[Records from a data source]
▽
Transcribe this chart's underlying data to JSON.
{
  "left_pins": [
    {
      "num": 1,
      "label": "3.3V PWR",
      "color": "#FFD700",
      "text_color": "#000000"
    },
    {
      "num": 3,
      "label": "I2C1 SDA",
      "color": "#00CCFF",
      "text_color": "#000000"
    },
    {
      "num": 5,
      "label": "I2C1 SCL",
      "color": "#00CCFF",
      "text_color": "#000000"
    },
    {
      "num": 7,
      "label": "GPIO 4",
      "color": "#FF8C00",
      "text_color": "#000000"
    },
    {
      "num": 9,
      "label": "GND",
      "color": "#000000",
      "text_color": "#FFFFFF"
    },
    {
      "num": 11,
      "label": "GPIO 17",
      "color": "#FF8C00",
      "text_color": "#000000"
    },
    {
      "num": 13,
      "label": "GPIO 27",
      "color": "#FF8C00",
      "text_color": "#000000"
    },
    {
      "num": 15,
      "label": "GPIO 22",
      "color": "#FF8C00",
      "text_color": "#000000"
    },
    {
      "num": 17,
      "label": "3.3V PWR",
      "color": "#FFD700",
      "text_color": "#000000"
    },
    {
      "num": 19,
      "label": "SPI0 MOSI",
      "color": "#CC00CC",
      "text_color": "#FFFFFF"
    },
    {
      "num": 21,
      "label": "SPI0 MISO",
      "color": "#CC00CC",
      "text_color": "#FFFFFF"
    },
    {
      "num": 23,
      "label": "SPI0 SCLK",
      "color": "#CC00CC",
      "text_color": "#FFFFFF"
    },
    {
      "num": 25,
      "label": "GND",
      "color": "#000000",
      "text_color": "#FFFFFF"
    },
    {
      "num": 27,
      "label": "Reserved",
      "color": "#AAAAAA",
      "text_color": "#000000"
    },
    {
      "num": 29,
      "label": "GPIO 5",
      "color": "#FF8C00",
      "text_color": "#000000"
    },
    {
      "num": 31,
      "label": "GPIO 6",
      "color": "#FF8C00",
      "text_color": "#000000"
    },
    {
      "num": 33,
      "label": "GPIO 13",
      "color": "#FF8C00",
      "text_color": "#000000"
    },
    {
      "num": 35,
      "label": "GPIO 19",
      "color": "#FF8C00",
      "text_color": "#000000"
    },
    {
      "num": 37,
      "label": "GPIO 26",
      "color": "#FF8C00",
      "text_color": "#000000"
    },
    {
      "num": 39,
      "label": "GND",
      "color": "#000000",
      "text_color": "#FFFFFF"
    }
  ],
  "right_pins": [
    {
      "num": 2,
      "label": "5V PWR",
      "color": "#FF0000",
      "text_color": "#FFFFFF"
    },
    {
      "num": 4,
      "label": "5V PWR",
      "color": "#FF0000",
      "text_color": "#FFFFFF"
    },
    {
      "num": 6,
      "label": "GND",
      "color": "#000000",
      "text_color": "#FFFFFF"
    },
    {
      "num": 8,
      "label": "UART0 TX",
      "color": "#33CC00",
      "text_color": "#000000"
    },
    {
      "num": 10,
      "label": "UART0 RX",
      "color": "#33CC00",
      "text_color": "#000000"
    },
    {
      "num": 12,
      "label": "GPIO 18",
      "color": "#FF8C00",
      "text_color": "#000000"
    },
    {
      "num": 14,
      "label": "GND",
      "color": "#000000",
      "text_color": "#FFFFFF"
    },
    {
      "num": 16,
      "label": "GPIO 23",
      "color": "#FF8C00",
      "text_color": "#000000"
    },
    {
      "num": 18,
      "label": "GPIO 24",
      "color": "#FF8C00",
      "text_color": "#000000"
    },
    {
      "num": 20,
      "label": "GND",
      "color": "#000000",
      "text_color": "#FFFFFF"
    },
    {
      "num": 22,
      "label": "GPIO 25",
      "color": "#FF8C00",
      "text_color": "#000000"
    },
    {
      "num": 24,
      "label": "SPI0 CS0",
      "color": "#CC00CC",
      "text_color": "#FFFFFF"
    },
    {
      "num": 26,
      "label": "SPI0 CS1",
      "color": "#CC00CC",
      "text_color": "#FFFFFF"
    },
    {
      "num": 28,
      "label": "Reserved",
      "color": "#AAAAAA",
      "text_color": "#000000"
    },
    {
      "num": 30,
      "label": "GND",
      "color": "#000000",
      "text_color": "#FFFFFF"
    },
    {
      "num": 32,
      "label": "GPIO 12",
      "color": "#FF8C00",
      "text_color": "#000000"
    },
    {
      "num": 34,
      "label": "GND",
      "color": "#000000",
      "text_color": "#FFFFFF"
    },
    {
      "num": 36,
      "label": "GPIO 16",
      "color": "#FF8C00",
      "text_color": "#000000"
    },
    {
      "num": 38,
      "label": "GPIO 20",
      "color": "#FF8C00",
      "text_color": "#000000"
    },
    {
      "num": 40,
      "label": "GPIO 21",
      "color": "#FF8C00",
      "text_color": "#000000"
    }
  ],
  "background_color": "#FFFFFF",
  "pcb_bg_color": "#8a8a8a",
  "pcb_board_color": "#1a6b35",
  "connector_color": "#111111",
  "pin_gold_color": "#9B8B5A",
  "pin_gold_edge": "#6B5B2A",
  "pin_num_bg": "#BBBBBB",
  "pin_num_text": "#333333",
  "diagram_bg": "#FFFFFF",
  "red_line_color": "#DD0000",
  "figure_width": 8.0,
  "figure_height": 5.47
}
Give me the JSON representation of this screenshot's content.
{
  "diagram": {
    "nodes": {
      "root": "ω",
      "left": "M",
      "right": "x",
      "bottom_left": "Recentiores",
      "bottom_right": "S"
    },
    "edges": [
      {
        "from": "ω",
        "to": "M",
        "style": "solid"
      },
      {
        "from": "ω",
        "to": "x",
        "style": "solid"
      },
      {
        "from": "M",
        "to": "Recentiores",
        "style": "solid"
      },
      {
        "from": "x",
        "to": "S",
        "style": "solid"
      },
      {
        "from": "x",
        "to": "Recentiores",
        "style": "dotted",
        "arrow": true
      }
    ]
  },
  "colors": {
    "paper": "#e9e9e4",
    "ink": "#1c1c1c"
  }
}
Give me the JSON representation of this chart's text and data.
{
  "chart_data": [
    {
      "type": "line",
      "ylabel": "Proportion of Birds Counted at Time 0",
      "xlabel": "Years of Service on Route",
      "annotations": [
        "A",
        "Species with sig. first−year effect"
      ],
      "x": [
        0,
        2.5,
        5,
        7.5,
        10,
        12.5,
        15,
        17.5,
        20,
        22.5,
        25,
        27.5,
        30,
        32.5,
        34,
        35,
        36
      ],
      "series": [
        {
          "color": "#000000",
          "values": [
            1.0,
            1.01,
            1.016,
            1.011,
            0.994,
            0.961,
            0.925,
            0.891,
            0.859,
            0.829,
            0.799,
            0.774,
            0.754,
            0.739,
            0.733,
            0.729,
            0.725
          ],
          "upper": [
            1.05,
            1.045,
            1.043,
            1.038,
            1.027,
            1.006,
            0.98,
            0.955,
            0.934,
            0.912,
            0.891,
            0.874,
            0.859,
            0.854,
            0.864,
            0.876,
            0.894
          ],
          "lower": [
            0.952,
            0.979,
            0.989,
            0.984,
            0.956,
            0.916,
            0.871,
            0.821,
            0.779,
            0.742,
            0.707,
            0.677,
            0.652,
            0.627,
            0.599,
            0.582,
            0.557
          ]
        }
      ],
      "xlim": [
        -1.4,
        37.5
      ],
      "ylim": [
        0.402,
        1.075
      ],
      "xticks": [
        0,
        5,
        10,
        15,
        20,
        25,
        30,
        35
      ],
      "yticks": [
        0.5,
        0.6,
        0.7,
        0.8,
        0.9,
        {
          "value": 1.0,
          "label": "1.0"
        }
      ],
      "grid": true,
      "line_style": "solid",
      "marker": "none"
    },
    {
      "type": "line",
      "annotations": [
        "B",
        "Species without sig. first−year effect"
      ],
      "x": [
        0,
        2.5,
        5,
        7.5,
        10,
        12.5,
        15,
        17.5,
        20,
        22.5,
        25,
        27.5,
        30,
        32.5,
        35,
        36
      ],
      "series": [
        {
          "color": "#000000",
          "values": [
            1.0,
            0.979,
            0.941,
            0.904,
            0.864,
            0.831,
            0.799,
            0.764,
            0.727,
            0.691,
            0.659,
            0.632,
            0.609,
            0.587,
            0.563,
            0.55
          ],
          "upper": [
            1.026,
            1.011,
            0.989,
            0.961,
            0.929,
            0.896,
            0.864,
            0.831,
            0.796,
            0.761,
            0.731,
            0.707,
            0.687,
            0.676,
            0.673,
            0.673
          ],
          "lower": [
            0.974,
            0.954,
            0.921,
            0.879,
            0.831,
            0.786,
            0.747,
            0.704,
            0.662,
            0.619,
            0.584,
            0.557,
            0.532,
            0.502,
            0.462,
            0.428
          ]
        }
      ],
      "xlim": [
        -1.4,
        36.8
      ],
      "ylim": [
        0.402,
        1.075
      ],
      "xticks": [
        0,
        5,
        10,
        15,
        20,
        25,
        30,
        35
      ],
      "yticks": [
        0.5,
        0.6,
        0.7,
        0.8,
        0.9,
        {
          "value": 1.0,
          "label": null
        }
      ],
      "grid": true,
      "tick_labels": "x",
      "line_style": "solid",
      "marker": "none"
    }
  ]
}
△
Check each line of the records above for the word "Species", then give the number of lines that have it, with no other words.

Right answer: 2